EXERCISE TASK.
Wherever "activity" appears in a line, list that line.

***** SUPPLIED RECORDS *****

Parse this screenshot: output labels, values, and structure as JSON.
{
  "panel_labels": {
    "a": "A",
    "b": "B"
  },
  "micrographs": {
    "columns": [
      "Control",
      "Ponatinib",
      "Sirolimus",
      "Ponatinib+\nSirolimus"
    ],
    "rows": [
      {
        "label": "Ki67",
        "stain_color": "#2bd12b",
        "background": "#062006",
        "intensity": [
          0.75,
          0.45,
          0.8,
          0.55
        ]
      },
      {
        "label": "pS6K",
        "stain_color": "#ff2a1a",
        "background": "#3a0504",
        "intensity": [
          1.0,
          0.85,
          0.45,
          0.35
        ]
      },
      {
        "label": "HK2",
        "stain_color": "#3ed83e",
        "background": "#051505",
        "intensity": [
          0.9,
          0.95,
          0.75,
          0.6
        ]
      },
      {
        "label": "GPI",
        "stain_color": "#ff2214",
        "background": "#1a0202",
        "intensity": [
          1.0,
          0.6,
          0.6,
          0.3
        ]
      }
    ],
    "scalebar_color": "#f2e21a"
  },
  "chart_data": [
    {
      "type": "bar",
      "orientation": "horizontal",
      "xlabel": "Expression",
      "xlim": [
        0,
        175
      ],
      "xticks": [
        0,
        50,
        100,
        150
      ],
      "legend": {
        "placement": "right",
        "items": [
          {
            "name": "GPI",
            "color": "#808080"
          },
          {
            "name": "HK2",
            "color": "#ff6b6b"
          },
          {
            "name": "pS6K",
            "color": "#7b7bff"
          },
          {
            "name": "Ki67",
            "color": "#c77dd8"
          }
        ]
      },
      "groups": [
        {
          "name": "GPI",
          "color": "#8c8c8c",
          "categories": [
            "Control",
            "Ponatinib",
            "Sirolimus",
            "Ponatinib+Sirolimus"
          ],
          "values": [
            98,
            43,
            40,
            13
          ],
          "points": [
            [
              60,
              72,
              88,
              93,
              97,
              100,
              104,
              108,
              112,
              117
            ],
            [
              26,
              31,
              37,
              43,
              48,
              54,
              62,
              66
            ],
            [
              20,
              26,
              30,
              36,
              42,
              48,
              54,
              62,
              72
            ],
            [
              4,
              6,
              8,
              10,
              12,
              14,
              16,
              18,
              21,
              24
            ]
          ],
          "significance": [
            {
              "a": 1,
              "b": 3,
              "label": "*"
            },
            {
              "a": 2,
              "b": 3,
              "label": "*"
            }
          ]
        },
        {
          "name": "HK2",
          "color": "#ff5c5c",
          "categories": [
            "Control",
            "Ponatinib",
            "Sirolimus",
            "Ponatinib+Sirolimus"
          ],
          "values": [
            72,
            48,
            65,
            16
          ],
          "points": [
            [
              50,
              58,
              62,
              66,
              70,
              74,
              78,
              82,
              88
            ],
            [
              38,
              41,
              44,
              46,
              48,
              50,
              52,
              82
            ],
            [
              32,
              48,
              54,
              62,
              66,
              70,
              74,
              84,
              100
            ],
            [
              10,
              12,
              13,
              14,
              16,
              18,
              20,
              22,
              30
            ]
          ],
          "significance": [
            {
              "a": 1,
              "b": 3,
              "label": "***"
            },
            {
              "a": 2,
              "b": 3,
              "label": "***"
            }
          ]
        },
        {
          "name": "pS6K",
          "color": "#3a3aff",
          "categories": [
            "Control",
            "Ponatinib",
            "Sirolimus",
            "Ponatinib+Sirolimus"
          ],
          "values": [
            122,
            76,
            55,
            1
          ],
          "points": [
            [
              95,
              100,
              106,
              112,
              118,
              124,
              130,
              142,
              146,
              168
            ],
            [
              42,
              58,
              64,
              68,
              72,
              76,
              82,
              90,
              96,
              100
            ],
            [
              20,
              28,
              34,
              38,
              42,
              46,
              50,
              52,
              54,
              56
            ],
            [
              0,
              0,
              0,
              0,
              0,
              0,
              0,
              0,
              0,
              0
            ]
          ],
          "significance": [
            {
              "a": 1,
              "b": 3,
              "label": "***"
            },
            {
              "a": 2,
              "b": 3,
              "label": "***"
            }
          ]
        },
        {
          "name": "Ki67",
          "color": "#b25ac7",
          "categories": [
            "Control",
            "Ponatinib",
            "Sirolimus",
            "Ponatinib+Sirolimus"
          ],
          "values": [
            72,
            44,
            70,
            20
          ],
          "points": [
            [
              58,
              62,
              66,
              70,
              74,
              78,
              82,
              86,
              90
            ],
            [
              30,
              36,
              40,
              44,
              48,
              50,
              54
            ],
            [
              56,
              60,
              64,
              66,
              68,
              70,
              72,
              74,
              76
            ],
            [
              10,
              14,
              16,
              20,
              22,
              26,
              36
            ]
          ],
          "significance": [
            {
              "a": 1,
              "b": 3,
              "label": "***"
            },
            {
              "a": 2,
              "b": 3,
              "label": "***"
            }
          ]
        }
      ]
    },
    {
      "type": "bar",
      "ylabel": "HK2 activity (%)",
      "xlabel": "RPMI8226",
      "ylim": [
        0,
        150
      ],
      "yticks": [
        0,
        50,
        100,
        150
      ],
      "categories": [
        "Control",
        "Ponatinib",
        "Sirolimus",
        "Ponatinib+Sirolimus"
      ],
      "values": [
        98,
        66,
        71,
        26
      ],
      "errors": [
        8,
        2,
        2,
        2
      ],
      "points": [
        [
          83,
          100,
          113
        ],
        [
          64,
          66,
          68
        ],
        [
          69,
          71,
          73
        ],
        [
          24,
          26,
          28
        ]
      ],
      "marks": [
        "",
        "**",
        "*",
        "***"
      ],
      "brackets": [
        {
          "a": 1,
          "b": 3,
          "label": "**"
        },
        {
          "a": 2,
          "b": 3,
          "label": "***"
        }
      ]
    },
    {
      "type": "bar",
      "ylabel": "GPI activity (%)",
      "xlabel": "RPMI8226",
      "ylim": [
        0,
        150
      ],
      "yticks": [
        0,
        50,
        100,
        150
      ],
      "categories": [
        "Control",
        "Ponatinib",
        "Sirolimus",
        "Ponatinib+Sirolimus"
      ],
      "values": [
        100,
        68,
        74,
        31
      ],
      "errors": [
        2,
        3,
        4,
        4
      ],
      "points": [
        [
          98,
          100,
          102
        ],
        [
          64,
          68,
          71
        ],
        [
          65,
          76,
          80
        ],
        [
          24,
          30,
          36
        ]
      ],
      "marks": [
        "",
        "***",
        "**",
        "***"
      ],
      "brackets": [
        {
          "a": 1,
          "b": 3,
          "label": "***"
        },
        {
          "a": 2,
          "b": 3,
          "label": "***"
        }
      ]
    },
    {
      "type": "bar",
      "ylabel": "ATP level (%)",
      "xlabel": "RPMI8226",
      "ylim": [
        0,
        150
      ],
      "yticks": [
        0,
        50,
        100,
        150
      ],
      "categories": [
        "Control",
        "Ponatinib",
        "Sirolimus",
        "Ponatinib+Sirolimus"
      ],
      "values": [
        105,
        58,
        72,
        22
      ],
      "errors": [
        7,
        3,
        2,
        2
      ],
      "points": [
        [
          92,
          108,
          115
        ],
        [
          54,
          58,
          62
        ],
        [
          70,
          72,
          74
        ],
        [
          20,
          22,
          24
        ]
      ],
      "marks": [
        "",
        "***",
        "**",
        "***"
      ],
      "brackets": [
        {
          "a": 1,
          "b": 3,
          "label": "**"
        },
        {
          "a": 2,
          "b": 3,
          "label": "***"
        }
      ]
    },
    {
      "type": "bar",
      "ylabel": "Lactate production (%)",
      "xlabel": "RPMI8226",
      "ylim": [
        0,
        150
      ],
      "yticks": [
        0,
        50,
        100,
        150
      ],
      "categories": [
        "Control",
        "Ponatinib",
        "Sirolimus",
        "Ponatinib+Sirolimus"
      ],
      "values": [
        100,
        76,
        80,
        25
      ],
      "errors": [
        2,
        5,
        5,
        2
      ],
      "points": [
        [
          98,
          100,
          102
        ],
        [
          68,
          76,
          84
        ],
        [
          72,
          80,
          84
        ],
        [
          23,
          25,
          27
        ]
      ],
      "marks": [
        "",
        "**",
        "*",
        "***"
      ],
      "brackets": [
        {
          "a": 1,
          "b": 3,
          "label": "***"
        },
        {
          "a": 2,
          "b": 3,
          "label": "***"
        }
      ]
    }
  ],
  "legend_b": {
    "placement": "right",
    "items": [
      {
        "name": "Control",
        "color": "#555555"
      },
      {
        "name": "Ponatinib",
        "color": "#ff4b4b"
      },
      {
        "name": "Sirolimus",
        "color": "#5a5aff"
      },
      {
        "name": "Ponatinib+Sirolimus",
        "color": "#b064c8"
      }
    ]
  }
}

*****

FINISHED ANSWER.
      "ylabel": "HK2 activity (%)",
      "ylabel": "GPI activity (%)",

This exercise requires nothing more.